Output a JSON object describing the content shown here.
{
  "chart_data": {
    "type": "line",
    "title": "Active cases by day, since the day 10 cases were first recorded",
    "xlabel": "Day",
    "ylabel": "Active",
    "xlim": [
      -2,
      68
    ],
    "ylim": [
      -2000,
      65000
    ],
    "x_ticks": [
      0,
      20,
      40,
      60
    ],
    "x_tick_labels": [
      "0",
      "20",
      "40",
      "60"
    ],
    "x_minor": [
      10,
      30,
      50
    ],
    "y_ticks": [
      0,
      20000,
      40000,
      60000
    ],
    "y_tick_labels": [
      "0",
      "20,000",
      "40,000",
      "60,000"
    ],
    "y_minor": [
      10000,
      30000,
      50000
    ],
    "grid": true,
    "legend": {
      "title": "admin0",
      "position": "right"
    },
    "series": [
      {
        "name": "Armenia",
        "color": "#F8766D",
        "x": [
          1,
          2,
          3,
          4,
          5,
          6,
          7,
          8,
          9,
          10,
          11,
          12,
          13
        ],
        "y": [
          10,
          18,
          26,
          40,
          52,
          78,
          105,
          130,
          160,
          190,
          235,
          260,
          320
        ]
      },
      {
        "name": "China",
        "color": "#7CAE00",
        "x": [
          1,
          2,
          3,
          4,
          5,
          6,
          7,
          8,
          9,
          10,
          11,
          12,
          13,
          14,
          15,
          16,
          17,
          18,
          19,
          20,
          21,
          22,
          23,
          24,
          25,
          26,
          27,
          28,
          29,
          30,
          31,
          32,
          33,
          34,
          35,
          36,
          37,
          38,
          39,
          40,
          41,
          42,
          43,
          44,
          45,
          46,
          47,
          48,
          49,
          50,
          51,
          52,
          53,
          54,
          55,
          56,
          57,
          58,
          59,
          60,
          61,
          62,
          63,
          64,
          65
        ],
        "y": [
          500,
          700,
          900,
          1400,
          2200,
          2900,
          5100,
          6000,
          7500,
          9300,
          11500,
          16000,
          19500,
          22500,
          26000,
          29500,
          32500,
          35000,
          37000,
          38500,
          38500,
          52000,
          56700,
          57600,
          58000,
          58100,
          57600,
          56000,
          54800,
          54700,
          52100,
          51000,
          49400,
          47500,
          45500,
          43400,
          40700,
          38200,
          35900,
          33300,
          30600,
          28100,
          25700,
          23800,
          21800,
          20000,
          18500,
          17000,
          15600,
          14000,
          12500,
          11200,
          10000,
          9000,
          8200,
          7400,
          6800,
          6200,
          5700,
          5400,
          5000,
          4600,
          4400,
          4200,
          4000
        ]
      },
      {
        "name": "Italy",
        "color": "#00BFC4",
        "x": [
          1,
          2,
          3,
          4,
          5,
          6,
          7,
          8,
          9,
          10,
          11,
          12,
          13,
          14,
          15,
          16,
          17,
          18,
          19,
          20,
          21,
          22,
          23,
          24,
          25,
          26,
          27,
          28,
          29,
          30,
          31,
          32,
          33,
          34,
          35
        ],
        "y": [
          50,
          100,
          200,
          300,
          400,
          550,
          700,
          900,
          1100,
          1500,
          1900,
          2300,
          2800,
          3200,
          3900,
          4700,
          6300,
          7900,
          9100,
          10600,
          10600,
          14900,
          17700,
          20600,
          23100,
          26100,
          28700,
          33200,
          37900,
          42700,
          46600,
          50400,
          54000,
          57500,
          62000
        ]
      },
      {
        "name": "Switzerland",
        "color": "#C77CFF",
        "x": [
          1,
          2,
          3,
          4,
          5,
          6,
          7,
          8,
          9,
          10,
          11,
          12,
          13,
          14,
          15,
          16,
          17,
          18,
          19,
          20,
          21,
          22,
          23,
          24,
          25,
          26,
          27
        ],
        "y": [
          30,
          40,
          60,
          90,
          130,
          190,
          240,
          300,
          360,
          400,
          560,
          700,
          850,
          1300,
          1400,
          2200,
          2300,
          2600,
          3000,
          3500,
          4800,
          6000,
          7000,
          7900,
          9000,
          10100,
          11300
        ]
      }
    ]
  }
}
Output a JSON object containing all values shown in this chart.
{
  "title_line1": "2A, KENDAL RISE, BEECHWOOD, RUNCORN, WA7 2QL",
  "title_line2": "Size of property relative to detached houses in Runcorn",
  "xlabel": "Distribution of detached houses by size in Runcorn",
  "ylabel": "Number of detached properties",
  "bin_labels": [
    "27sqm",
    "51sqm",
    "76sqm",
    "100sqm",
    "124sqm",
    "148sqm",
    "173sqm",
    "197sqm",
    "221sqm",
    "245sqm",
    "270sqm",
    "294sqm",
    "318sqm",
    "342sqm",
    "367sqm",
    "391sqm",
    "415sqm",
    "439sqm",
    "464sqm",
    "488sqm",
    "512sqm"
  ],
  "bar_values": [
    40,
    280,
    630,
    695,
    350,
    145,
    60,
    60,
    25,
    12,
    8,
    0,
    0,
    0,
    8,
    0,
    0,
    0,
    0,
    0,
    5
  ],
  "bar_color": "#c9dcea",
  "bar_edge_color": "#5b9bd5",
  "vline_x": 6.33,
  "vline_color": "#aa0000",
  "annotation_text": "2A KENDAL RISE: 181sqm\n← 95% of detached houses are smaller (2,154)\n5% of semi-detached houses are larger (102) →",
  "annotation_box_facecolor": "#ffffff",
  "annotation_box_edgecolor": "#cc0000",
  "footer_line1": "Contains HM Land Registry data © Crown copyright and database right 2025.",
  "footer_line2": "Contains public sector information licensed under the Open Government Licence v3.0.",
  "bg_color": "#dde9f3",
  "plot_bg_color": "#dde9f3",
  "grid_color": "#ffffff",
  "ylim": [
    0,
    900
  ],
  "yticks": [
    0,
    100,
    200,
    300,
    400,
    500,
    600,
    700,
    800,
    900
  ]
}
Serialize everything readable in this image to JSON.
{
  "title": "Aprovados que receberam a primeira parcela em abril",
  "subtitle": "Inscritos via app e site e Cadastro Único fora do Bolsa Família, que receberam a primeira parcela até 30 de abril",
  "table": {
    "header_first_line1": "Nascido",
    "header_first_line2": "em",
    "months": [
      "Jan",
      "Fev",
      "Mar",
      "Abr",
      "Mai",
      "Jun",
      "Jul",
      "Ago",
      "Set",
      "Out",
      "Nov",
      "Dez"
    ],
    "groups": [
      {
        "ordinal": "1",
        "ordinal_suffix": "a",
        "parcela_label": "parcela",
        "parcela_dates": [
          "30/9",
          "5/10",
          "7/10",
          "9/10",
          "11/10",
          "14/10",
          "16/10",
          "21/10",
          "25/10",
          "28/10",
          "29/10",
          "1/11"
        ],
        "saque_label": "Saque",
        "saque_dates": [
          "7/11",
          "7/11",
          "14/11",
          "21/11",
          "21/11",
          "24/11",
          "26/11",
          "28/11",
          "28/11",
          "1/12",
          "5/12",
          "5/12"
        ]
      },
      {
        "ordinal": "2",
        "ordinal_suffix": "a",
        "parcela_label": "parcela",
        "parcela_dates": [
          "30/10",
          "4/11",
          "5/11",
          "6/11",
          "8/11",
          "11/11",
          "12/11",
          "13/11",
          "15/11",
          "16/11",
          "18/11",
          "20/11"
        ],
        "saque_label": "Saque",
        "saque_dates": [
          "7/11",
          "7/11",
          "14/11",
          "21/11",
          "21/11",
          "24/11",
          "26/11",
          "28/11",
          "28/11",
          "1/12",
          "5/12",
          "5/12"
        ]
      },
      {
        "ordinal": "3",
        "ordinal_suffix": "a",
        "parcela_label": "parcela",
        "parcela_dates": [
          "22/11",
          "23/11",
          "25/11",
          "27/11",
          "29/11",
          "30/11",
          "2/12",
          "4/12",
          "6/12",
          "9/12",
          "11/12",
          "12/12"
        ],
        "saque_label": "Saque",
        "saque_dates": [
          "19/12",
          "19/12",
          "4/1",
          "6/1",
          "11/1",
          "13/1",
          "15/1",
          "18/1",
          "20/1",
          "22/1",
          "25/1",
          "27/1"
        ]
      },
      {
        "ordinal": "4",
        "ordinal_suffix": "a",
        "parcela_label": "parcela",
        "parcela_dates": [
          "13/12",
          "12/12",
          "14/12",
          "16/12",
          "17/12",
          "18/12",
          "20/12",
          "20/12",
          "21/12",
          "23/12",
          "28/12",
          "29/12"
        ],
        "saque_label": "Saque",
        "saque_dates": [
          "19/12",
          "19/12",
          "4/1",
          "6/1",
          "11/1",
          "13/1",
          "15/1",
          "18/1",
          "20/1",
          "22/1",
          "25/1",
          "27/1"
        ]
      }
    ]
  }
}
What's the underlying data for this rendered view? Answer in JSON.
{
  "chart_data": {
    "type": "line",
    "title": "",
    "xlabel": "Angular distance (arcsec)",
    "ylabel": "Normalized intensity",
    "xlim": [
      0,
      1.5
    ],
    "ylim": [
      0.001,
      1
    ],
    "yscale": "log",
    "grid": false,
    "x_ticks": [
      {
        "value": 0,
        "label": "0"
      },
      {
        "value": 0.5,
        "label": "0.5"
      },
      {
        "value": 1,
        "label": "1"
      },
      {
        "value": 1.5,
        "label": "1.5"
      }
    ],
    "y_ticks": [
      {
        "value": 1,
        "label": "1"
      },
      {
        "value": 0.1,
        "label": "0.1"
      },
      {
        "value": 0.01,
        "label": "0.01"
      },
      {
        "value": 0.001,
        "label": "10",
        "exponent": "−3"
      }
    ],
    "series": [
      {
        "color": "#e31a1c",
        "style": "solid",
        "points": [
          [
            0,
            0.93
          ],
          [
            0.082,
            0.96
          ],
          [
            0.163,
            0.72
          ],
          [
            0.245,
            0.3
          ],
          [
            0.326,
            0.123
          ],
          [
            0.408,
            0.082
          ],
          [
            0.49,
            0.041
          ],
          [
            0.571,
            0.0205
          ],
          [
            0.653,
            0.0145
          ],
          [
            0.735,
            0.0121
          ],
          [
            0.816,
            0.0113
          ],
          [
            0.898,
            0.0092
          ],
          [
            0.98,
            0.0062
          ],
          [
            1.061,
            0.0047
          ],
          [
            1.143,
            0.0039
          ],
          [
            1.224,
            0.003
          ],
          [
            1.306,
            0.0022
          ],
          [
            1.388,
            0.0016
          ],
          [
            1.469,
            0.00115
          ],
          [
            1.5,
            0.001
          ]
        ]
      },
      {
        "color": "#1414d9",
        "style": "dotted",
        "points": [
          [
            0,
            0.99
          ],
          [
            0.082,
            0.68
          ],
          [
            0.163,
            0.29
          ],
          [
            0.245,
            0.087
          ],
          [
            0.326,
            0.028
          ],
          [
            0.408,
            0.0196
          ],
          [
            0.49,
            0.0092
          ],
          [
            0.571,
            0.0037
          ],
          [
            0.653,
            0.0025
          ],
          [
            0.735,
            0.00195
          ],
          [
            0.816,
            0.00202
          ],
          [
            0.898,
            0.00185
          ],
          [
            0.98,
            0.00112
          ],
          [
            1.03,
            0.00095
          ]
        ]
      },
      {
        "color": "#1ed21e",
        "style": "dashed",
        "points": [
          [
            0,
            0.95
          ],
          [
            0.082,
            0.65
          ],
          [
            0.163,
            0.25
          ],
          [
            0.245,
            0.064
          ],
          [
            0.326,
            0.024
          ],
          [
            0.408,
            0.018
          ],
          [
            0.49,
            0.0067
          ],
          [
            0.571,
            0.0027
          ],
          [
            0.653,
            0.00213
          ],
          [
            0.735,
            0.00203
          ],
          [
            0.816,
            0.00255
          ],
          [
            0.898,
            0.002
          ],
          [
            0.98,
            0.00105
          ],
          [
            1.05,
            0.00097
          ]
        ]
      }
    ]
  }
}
○ ○ ○ ○
Exercise details. Only the number should be given: how many lines of the data contain the word "Active"?

Written solution. 2